(A block of data)
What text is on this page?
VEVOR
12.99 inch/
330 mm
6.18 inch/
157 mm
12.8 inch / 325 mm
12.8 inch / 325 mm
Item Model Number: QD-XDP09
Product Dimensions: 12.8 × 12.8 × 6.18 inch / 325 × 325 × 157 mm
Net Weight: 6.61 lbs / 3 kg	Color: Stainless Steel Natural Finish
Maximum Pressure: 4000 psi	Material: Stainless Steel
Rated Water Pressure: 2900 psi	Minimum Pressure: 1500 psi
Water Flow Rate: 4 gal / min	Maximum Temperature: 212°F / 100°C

- **EXERCISE**:
Write each line above out exactly.

- **TASK RESULT**:
What text is on this page?
VEVOR
12.99 inch/
330 mm
6.18 inch/
157 mm
12.8 inch / 325 mm
12.8 inch / 325 mm
Item Model Number: QD-XDP09
Product Dimensions: 12.8 × 12.8 × 6.18 inch / 325 × 325 × 157 mm
Net Weight: 6.61 lbs / 3 kg	Color: Stainless Steel Natural Finish
Maximum Pressure: 4000 psi	Material: Stainless Steel
Rated Water Pressure: 2900 psi	Minimum Pressure: 1500 psi
Water Flow Rate: 4 gal / min	Maximum Temperature: 212°F / 100°C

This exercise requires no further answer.